**Instructions for the task:** Copy out the listing exactly.
::::::
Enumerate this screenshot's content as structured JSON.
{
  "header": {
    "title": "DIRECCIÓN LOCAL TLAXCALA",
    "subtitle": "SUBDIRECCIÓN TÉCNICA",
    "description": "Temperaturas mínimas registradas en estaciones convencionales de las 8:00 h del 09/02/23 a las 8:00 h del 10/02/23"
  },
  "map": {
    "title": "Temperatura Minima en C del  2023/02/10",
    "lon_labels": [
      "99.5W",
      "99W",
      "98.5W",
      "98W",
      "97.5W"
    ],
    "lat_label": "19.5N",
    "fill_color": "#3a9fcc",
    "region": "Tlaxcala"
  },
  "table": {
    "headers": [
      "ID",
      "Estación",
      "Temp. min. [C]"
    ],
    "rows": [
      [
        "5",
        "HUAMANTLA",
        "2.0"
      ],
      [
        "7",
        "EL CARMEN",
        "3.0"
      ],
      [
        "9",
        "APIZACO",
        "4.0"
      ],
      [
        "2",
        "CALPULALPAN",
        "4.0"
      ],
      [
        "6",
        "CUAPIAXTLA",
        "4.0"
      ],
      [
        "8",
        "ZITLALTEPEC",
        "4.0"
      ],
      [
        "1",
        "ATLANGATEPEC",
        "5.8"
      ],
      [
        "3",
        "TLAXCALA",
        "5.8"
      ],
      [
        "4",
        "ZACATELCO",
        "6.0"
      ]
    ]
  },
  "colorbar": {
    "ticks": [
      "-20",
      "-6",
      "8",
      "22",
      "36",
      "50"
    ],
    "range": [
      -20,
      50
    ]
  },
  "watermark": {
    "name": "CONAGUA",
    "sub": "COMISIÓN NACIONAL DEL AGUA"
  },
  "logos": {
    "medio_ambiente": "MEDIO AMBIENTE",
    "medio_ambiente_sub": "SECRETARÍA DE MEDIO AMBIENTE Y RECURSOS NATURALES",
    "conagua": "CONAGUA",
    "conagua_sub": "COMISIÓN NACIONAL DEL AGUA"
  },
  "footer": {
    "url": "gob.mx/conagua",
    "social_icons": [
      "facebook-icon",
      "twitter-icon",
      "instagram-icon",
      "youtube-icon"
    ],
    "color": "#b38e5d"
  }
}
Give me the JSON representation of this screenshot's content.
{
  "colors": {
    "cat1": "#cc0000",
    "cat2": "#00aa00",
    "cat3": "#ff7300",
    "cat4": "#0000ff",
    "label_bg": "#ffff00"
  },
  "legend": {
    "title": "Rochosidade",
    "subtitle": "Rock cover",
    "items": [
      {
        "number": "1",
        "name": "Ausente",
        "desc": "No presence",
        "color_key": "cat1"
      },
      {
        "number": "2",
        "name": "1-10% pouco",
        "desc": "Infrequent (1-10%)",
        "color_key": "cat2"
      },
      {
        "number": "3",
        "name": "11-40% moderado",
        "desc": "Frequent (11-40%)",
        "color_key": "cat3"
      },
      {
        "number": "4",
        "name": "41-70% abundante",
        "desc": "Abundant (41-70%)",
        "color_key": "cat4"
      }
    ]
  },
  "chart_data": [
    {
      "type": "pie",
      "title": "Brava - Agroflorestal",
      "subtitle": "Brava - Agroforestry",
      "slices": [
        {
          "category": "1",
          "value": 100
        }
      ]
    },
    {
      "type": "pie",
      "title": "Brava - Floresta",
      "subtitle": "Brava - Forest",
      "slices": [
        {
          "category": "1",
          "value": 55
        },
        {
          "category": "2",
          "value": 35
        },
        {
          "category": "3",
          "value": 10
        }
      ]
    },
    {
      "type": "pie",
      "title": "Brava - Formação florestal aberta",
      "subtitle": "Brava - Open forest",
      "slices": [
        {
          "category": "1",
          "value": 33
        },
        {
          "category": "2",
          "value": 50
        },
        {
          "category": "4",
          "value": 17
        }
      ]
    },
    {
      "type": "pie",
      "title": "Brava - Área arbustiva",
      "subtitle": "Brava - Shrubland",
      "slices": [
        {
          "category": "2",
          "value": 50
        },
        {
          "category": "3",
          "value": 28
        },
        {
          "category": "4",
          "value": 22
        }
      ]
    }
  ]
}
::::::
**Complete response:**
Enumerate this screenshot's content as structured JSON.
{
  "header": {
    "title": "DIRECCIÓN LOCAL TLAXCALA",
    "subtitle": "SUBDIRECCIÓN TÉCNICA",
    "description": "Temperaturas mínimas registradas en estaciones convencionales de las 8:00 h del 09/02/23 a las 8:00 h del 10/02/23"
  },
  "map": {
    "title": "Temperatura Minima en C del  2023/02/10",
    "lon_labels": [
      "99.5W",
      "99W",
      "98.5W",
      "98W",
      "97.5W"
    ],
    "lat_label": "19.5N",
    "fill_color": "#3a9fcc",
    "region": "Tlaxcala"
  },
  "table": {
    "headers": [
      "ID",
      "Estación",
      "Temp. min. [C]"
    ],
    "rows": [
      [
        "5",
        "HUAMANTLA",
        "2.0"
      ],
      [
        "7",
        "EL CARMEN",
        "3.0"
      ],
      [
        "9",
        "APIZACO",
        "4.0"
      ],
      [
        "2",
        "CALPULALPAN",
        "4.0"
      ],
      [
        "6",
        "CUAPIAXTLA",
        "4.0"
      ],
      [
        "8",
        "ZITLALTEPEC",
        "4.0"
      ],
      [
        "1",
        "ATLANGATEPEC",
        "5.8"
      ],
      [
        "3",
        "TLAXCALA",
        "5.8"
      ],
      [
        "4",
        "ZACATELCO",
        "6.0"
      ]
    ]
  },
  "colorbar": {
    "ticks": [
      "-20",
      "-6",
      "8",
      "22",
      "36",
      "50"
    ],
    "range": [
      -20,
      50
    ]
  },
  "watermark": {
    "name": "CONAGUA",
    "sub": "COMISIÓN NACIONAL DEL AGUA"
  },
  "logos": {
    "medio_ambiente": "MEDIO AMBIENTE",
    "medio_ambiente_sub": "SECRETARÍA DE MEDIO AMBIENTE Y RECURSOS NATURALES",
    "conagua": "CONAGUA",
    "conagua_sub": "COMISIÓN NACIONAL DEL AGUA"
  },
  "footer": {
    "url": "gob.mx/conagua",
    "social_icons": [
      "facebook-icon",
      "twitter-icon",
      "instagram-icon",
      "youtube-icon"
    ],
    "color": "#b38e5d"
  }
}
Give me the JSON representation of this screenshot's content.
{
  "colors": {
    "cat1": "#cc0000",
    "cat2": "#00aa00",
    "cat3": "#ff7300",
    "cat4": "#0000ff",
    "label_bg": "#ffff00"
  },
  "legend": {
    "title": "Rochosidade",
    "subtitle": "Rock cover",
    "items": [
      {
        "number": "1",
        "name": "Ausente",
        "desc": "No presence",
        "color_key": "cat1"
      },
      {
        "number": "2",
        "name": "1-10% pouco",
        "desc": "Infrequent (1-10%)",
        "color_key": "cat2"
      },
      {
        "number": "3",
        "name": "11-40% moderado",
        "desc": "Frequent (11-40%)",
        "color_key": "cat3"
      },
      {
        "number": "4",
        "name": "41-70% abundante",
        "desc": "Abundant (41-70%)",
        "color_key": "cat4"
      }
    ]
  },
  "chart_data": [
    {
      "type": "pie",
      "title": "Brava - Agroflorestal",
      "subtitle": "Brava - Agroforestry",
      "slices": [
        {
          "category": "1",
          "value": 100
        }
      ]
    },
    {
      "type": "pie",
      "title": "Brava - Floresta",
      "subtitle": "Brava - Forest",
      "slices": [
        {
          "category": "1",
          "value": 55
        },
        {
          "category": "2",
          "value": 35
        },
        {
          "category": "3",
          "value": 10
        }
      ]
    },
    {
      "type": "pie",
      "title": "Brava - Formação florestal aberta",
      "subtitle": "Brava - Open forest",
      "slices": [
        {
          "category": "1",
          "value": 33
        },
        {
          "category": "2",
          "value": 50
        },
        {
          "category": "4",
          "value": 17
        }
      ]
    },
    {
      "type": "pie",
      "title": "Brava - Área arbustiva",
      "subtitle": "Brava - Shrubland",
      "slices": [
        {
          "category": "2",
          "value": 50
        },
        {
          "category": "3",
          "value": 28
        },
        {
          "category": "4",
          "value": 22
        }
      ]
    }
  ]
}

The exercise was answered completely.